* _Exercise task 1_: Return the passage of the bitgrit challenge blog post that begins at the words "Data Science Competition" and ends after the words "and communication channels.", copied word for word.

Back to blog

Intro to bitgrit AI-Generated Text Identification Challenge

Introduction

Data Science Competition platform bitgrit is going to launch its latest competition “AI-Generated Text Identification Challenge” on November 1st.

With the rise of “Generative AI” in the past year, it has caught the attention of both good and bad actors. This competition aims to tackle one of the issues Generative AI could create in the future (if not already here) as the competition lays out on its competition page:

– 

1. Misinformation and Fake News: AI-generated texts can be used to spread misinformation or generate fake news articles that appear authentic. This poses a significant risk to society as false information can quickly spread, leading to confusion, manipulation, and the erosion of trust in media and communication channels.

2. Bias and Discrimination: AI models are trained on vast amounts of data, which can reflect biases present in society. If not properly identified and addressed, AI-generated texts can perpetuate and amplify existing biases, including racial, gender, or social biases. This can lead to biased recommendations, unfair decision-making processes, or discriminatory content.

3. Lack of Accountability: As AI systems generate texts autonomously, it becomes challenging to hold someone accountable for the content produced. The absence of clear guidelines or oversight can allow malicious actors to exploit AI-generated texts for unethical purposes or illegal activities.

4. Restricted Privacy: AI models are built using large amounts of information, often the personal data of users. As the technology’s conversational ability improves, the inability to distinguish between human and machine puts the human user at risk of having their personal information leaked and used for unethical or malicious purposes i.e. sales marketing data, deep fakes, etc.

bitgrit wants to tackle these complex issues by identifying the AI-generated texts using the machine learning algorithm. Your task is to develop an algorithm to classify AI-generated text from human-generated texts.

– 

In this article, we will guide you through the datasets provided in the platform as well as the sample solution developed off the plain algorithm in python.

Dataset Overview

The folder you can download from our platform (be sure to register the account on bitgrit and hit the ‘participate’ button in the competition page!) called “datasets” contains the following files:

  • training_set.csv
  • test_set.csv
  • solution_format.csv

You can find the definitions of columns in the  “Data Breakdown” section of the website:

feature_0 ~ feature_767: word embeddings of the sentence. word_count: the number of words in the sentence. 

punc_num: the number of punctuations present in the sentence.

* _Dataset rows_:
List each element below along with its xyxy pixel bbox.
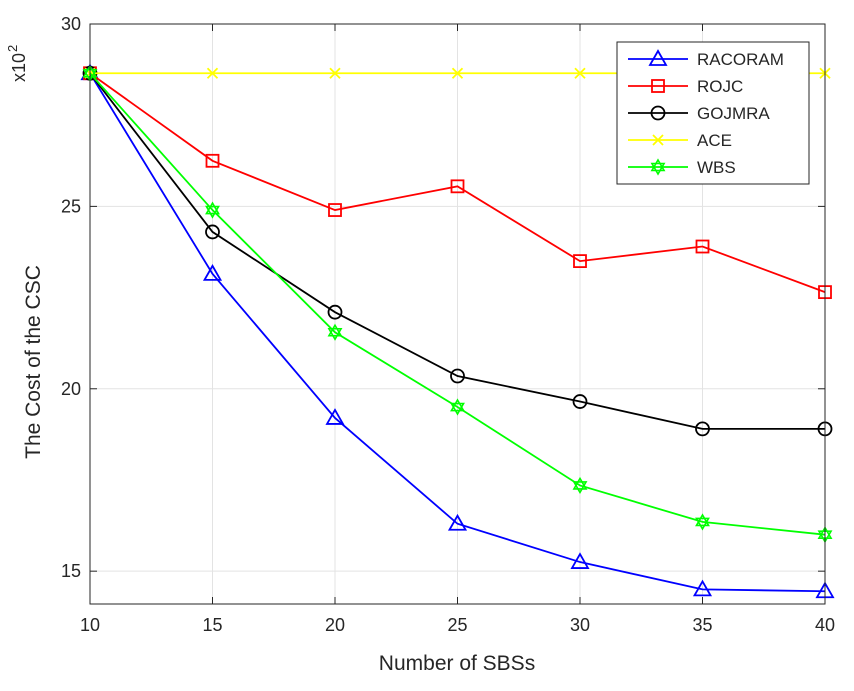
data-point-rojc bbox=[328, 203, 342, 217]
data-point-racoram bbox=[447, 513, 468, 531]
legend-marker-ace bbox=[652, 134, 664, 146]
legend-marker-rojc bbox=[651, 79, 665, 93]
data-point-gojmra bbox=[327, 304, 343, 320]
series-line-gojmra bbox=[89, 72, 825, 430]
data-point-wbs bbox=[572, 476, 588, 495]
hexagram-triangle-down bbox=[695, 517, 710, 531]
data-point-racoram bbox=[570, 552, 590, 569]
data-point-racoram bbox=[692, 579, 713, 597]
y-axis-title: The Cost of the CSC bbox=[22, 265, 45, 459]
legend-label-ace: ACE bbox=[697, 131, 732, 150]
data-point-wbs bbox=[327, 323, 343, 341]
y-tick-label: 25 bbox=[61, 196, 81, 216]
series-line-rojc bbox=[89, 72, 826, 293]
legend-label-racoram: RACORAM bbox=[697, 50, 784, 69]
legend-item-ace: ACE bbox=[628, 131, 732, 150]
data-point-gojmra bbox=[572, 394, 588, 409]
legend: RACORAM ROJC GOJMRA ACE WBS bbox=[616, 41, 810, 185]
series-line-wbs bbox=[89, 72, 826, 536]
data-point-rojc bbox=[205, 153, 220, 168]
hexagram-triangle-up bbox=[650, 158, 666, 172]
data-point-rojc bbox=[450, 179, 465, 194]
legend-marker-wbs bbox=[650, 158, 666, 176]
data-point-wbs bbox=[450, 398, 465, 416]
hexagram-triangle-down bbox=[650, 162, 666, 176]
x-axis-title: Number of SBSs bbox=[379, 652, 535, 675]
legend-label-gojmra: GOJMRA bbox=[697, 104, 770, 123]
series-gojmra bbox=[82, 65, 833, 437]
y-tick-label: 15 bbox=[61, 561, 81, 581]
hexagram-triangle-down bbox=[327, 327, 343, 341]
y-tick-label: 30 bbox=[61, 14, 81, 34]
y-tick-label: 20 bbox=[61, 379, 81, 399]
y-multiplier-base: x10 bbox=[9, 53, 29, 82]
legend-marker-racoram bbox=[648, 49, 668, 66]
data-point-racoram bbox=[202, 264, 223, 281]
legend-marker-gojmra bbox=[650, 105, 666, 121]
hexagram-triangle-down bbox=[572, 481, 588, 495]
x-tick-label: 25 bbox=[447, 615, 467, 635]
data-point-wbs bbox=[205, 201, 220, 219]
hexagram-triangle-up bbox=[695, 513, 710, 527]
hexagram-triangle-down bbox=[205, 205, 220, 219]
legend-label-rojc: ROJC bbox=[697, 77, 743, 96]
data-point-rojc bbox=[695, 239, 710, 254]
series-line-racoram bbox=[89, 72, 826, 593]
hexagram-triangle-up bbox=[450, 398, 465, 412]
data-point-gojmra bbox=[205, 224, 220, 240]
y-multiplier-exponent: 2 bbox=[5, 45, 20, 52]
hexagram-triangle-up bbox=[572, 476, 588, 490]
data-point-ace bbox=[451, 67, 464, 79]
legend-label-wbs: WBS bbox=[697, 158, 736, 177]
legend-item-gojmra: GOJMRA bbox=[628, 104, 770, 123]
data-point-ace bbox=[329, 67, 341, 79]
legend-item-rojc: ROJC bbox=[628, 77, 743, 96]
x-tick-label: 35 bbox=[692, 615, 712, 635]
data-point-wbs bbox=[695, 513, 710, 531]
x-tick-label: 10 bbox=[80, 615, 100, 635]
x-tick-label: 30 bbox=[570, 615, 590, 635]
x-tick-label: 15 bbox=[202, 615, 222, 635]
data-point-gojmra bbox=[695, 421, 710, 437]
x-tick-label: 40 bbox=[815, 615, 835, 635]
legend-item-wbs: WBS bbox=[628, 158, 736, 177]
hexagram-triangle-down bbox=[450, 402, 465, 416]
data-point-rojc bbox=[573, 254, 587, 269]
data-point-ace bbox=[574, 67, 586, 79]
data-point-gojmra bbox=[450, 368, 465, 384]
hexagram-triangle-up bbox=[205, 201, 220, 215]
legend-item-racoram: RACORAM bbox=[628, 49, 784, 69]
axis-ticks: 10 15 20 25 30 35 40 15 20 25 30 bbox=[61, 14, 835, 635]
hexagram-triangle-up bbox=[327, 323, 343, 337]
data-point-racoram bbox=[325, 408, 345, 425]
x-tick-label: 20 bbox=[325, 615, 345, 635]
data-point-ace bbox=[206, 67, 219, 79]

* _Exercise task 2_: Output as a Markdown table the lines of the records, starting at the line that contains "data-point-rojc bbox=[328, 203, 342, 217]" and ending with the line that contains "data-point-gojmra bbox=[327, 304, 343, 320]", both included. Skip blank lines and use the columns Row and Record line.

* _Full output 1_:
Data Science Competition platform bitgrit is going to launch its latest competition “AI-Generated Text Identification Challenge” on November 1st.

With the rise of “Generative AI” in the past year, it has caught the attention of both good and bad actors. This competition aims to tackle one of the issues Generative AI could create in the future (if not already here) as the competition lays out on its competition page:

– 

1. Misinformation and Fake News: AI-generated texts can be used to spread misinformation or generate fake news articles that appear authentic. This poses a significant risk to society as false information can quickly spread, leading to confusion, manipulation, and the erosion of trust in media and communication channels.

* _Full output 2_:
| Row | Record line |
|---|---|
| 1 | data-point-rojc bbox=[328, 203, 342, 217] |
| 2 | data-point-racoram bbox=[447, 513, 468, 531] |
| 3 | legend-marker-ace bbox=[652, 134, 664, 146] |
| 4 | legend-marker-rojc bbox=[651, 79, 665, 93] |
| 5 | data-point-gojmra bbox=[327, 304, 343, 320] |